__WHAT YOU ARE ASKED TO DO__
Turn the material below into a Markdown table with the columns Row and Text, one numbered row per line, skipping blank lines. Leave the pictures out of the table.

__ROWS__

%%

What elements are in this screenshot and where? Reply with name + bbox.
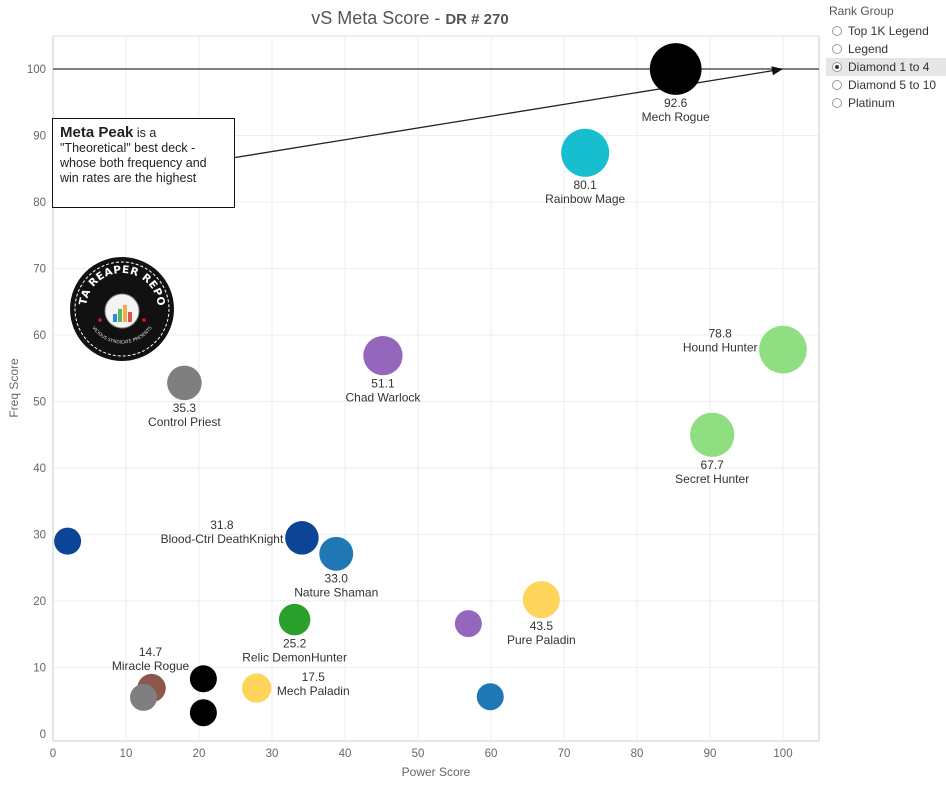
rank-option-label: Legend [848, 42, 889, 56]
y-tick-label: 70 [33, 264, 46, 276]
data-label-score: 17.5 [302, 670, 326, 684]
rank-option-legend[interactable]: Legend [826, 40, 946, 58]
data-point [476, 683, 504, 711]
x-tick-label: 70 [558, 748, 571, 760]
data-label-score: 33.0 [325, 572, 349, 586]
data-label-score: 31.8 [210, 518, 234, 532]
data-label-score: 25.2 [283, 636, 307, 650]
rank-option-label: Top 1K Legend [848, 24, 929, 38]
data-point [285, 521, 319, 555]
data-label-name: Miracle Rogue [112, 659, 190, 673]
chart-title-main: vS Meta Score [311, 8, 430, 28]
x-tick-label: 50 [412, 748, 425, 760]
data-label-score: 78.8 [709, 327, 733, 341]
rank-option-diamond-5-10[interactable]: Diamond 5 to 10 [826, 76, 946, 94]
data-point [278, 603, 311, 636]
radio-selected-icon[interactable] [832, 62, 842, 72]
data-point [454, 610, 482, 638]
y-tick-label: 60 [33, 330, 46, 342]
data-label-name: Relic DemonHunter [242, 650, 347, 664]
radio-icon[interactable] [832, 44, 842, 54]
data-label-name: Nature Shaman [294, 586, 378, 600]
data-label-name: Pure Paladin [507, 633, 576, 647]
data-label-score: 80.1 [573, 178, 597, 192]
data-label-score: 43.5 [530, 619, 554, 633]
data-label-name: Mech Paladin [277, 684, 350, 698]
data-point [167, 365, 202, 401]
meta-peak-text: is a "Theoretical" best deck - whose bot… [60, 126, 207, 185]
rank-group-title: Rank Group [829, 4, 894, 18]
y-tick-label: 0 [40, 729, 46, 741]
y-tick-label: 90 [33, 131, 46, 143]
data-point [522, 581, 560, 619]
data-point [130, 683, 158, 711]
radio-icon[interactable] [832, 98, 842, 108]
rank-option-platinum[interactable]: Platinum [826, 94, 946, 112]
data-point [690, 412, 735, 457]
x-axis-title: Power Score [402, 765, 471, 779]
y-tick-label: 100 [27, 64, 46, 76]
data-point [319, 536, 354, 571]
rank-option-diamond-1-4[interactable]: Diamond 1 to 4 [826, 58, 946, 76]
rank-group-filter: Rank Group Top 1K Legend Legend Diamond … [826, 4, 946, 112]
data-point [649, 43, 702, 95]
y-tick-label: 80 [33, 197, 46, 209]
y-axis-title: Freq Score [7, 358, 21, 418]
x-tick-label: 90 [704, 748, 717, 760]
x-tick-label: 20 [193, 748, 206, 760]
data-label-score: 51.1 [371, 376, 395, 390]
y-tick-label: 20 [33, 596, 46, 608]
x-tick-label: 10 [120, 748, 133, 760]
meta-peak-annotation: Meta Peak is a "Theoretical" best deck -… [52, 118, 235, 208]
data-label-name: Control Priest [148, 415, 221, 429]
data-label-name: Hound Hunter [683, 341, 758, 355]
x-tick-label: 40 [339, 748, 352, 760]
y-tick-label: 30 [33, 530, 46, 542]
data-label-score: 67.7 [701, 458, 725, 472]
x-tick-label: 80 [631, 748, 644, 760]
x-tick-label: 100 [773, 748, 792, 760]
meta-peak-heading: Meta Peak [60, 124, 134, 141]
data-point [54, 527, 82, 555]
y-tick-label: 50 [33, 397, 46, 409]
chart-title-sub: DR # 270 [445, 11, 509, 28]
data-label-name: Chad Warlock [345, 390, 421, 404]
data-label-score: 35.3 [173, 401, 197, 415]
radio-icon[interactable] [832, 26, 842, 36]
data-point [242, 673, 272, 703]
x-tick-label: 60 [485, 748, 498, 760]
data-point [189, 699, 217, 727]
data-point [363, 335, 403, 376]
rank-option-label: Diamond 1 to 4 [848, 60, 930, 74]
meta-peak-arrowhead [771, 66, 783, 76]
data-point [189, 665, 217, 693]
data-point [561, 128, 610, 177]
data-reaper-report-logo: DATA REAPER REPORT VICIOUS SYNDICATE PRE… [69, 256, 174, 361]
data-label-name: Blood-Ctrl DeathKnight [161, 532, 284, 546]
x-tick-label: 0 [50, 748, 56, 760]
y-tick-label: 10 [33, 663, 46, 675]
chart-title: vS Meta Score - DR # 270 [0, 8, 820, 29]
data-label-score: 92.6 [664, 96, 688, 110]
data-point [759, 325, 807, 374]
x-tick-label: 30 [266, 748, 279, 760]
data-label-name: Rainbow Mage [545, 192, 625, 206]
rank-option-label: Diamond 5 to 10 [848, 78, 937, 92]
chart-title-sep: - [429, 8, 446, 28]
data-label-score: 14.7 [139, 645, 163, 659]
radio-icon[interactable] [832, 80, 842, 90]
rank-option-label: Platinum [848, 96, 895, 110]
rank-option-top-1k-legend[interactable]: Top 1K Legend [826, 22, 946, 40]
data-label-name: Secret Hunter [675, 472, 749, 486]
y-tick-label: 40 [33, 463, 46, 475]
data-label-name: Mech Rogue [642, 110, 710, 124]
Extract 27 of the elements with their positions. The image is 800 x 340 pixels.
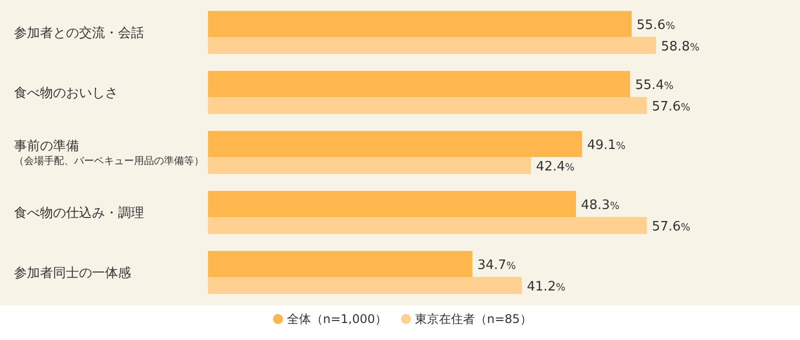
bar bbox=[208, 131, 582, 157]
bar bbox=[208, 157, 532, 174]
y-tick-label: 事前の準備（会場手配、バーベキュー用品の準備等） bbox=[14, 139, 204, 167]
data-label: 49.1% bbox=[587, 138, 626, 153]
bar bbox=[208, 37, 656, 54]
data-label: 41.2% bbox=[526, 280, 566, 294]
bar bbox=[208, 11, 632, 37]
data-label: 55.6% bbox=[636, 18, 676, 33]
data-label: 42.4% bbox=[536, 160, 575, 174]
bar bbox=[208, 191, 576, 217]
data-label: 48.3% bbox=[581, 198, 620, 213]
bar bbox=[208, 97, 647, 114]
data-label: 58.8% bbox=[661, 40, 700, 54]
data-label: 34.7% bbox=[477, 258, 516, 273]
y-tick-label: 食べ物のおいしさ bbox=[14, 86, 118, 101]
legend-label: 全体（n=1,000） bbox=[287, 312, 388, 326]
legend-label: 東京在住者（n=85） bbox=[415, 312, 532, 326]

%%

__THE RESPONSE__
| Row | Text |
|---|---|
| 1 | What elements are in this screenshot and where? Reply with name + bbox. |
| 2 | rank-option-label: Legend [848, 42, 889, 56] |
| 3 | y-tick-label: 70 [33, 264, 46, 276] |
| 4 | data-label-score: 17.5 [302, 670, 326, 684] |
| 5 | rank-option-legend[interactable]: Legend [826, 40, 946, 58] |
| 6 | data-point [476, 683, 504, 711] |
| 7 | x-tick-label: 70 [558, 748, 571, 760] |
| 8 | data-label-score: 33.0 [325, 572, 349, 586] |
| 9 | data-label-score: 31.8 [210, 518, 234, 532] |
| 10 | data-label-score: 25.2 [283, 636, 307, 650] |
| 11 | rank-option-label: Top 1K Legend [848, 24, 929, 38] |
| 12 | data-point [285, 521, 319, 555] |
| 13 | data-label-name: Miracle Rogue [112, 659, 190, 673] |
| 14 | chart-title-main: vS Meta Score [311, 8, 430, 28] |
| 15 | x-tick-label: 50 [412, 748, 425, 760] |
| 16 | data-label-score: 78.8 [709, 327, 733, 341] |
| 17 | rank-option-diamond-5-10[interactable]: Diamond 5 to 10 [826, 76, 946, 94] |
| 18 | data-point [278, 603, 311, 636] |
| 19 | radio-selected-icon[interactable] [832, 62, 842, 72] |
| 20 | data-point [454, 610, 482, 638] |
| 21 | y-tick-label: 60 [33, 330, 46, 342] |
| 22 | data-label-name: Relic DemonHunter [242, 650, 347, 664] |
| 23 | radio-icon[interactable] [832, 44, 842, 54] |
| 24 | data-label-name: Nature Shaman [294, 586, 378, 600] |
| 25 | data-label-name: Pure Paladin [507, 633, 576, 647] |
| 26 | data-label-score: 80.1 [573, 178, 597, 192] |
| 27 | data-label-score: 43.5 [530, 619, 554, 633] |
| 28 | data-label-name: Mech Paladin [277, 684, 350, 698] |
| 29 | data-point [167, 365, 202, 401] |
| 30 | meta-peak-text: is a "Theoretical" best deck - whose bot… [60, 126, 207, 185] |
| 31 | rank-group-title: Rank Group [829, 4, 894, 18] |
| 32 | y-tick-label: 0 [40, 729, 46, 741] |
| 33 | y-tick-label: 90 [33, 131, 46, 143] |
| 34 | data-point [522, 581, 560, 619] |
| 35 | data-point [130, 683, 158, 711] |
| 36 | radio-icon[interactable] [832, 98, 842, 108] |
| 37 | rank-option-platinum[interactable]: Platinum [826, 94, 946, 112] |
| 38 | data-point [690, 412, 735, 457] |
| 39 | x-axis-title: Power Score [402, 765, 471, 779] |
| 40 | y-tick-label: 100 [27, 64, 46, 76] |
| 41 | data-point [319, 536, 354, 571] |
| 42 | rank-option-diamond-1-4[interactable]: Diamond 1 to 4 [826, 58, 946, 76] |
| 43 | rank-group-filter: Rank Group Top 1K Legend Legend Diamond … [826, 4, 946, 112] |
| 44 | data-point [649, 43, 702, 95] |
| 45 | y-tick-label: 80 [33, 197, 46, 209] |
| 46 | y-axis-title: Freq Score [7, 358, 21, 418] |
| 47 | x-tick-label: 90 [704, 748, 717, 760] |
| 48 | x-tick-label: 20 [193, 748, 206, 760] |
| 49 | data-label-score: 51.1 [371, 376, 395, 390] |
| 50 | y-tick-label: 20 [33, 596, 46, 608] |
| 51 | x-tick-label: 10 [120, 748, 133, 760] |
| 52 | meta-peak-annotation: Meta Peak is a "Theoretical" best deck -… [52, 118, 235, 208] |
| 53 | data-label-name: Control Priest [148, 415, 221, 429] |
| 54 | data-label-name: Hound Hunter [683, 341, 758, 355] |
| 55 | x-tick-label: 40 [339, 748, 352, 760] |
| 56 | y-tick-label: 30 [33, 530, 46, 542] |
| 57 | data-label-score: 67.7 [701, 458, 725, 472] |
| 58 | x-tick-label: 80 [631, 748, 644, 760] |
| 59 | x-tick-label: 100 [773, 748, 792, 760] |
| 60 | meta-peak-heading: Meta Peak [60, 124, 134, 141] |
| 61 | data-point [54, 527, 82, 555] |
| 62 | y-tick-label: 50 [33, 397, 46, 409] |
| 63 | chart-title-sub: DR # 270 [445, 11, 509, 28] |
| 64 | data-label-name: Chad Warlock [345, 390, 421, 404] |
| 65 | data-label-score: 35.3 [173, 401, 197, 415] |
| 66 | radio-icon[interactable] [832, 26, 842, 36] |
| 67 | data-point [242, 673, 272, 703] |
| 68 | x-tick-label: 60 [485, 748, 498, 760] |
| 69 | data-point [189, 699, 217, 727] |
| 70 | data-point [363, 335, 403, 376] |
| 71 | rank-option-label: Diamond 1 to 4 [848, 60, 930, 74] |
| 72 | meta-peak-arrowhead [771, 66, 783, 76] |
| 73 | data-point [189, 665, 217, 693] |
| 74 | data-point [561, 128, 610, 177] |
| 75 | data-reaper-report-logo: DATA REAPER REPORT VICIOUS SYNDICATE PRE… [69, 256, 174, 361] |
| 76 | data-label-name: Blood-Ctrl DeathKnight [161, 532, 284, 546] |
| 77 | x-tick-label: 0 [50, 748, 56, 760] |
| 78 | y-tick-label: 10 [33, 663, 46, 675] |
| 79 | chart-title: vS Meta Score - DR # 270 [0, 8, 820, 29] |
| 80 | data-label-score: 92.6 [664, 96, 688, 110] |
| 81 | data-point [759, 325, 807, 374] |
| 82 | x-tick-label: 30 [266, 748, 279, 760] |
| 83 | data-label-name: Rainbow Mage [545, 192, 625, 206] |
| 84 | rank-option-label: Diamond 5 to 10 [848, 78, 937, 92] |
| 85 | chart-title-sep: - [429, 8, 446, 28] |
| 86 | data-label-score: 14.7 [139, 645, 163, 659] |
| 87 | radio-icon[interactable] [832, 80, 842, 90] |
| 88 | rank-option-label: Platinum [848, 96, 895, 110] |
| 89 | rank-option-top-1k-legend[interactable]: Top 1K Legend [826, 22, 946, 40] |
| 90 | data-label-name: Secret Hunter [675, 472, 749, 486] |
| 91 | y-tick-label: 40 [33, 463, 46, 475] |
| 92 | data-label-name: Mech Rogue [642, 110, 710, 124] |
| 93 | Extract 27 of the elements with their positions. The image is 800 x 340 pixels. |
| 94 | bar bbox=[208, 131, 582, 157] |
| 95 | bar bbox=[208, 157, 532, 174] |
| 96 | y-tick-label: 事前の準備（会場手配、バーベキュー用品の準備等） bbox=[14, 139, 204, 167] |
| 97 | data-label: 49.1% bbox=[587, 138, 626, 153] |
| 98 | bar bbox=[208, 37, 656, 54] |
| 99 | data-label: 41.2% bbox=[526, 280, 566, 294] |
| 100 | bar bbox=[208, 11, 632, 37] |
| 101 | data-label: 55.6% bbox=[636, 18, 676, 33] |
| 102 | data-label: 42.4% bbox=[536, 160, 575, 174] |
| 103 | bar bbox=[208, 191, 576, 217] |
| 104 | data-label: 48.3% bbox=[581, 198, 620, 213] |
| 105 | bar bbox=[208, 97, 647, 114] |
| 106 | data-label: 58.8% bbox=[661, 40, 700, 54] |
| 107 | data-label: 34.7% bbox=[477, 258, 516, 273] |
| 108 | y-tick-label: 食べ物のおいしさ bbox=[14, 86, 118, 101] |
| 109 | legend-label: 全体（n=1,000） bbox=[287, 312, 388, 326] |
| 110 | legend-label: 東京在住者（n=85） bbox=[415, 312, 532, 326] |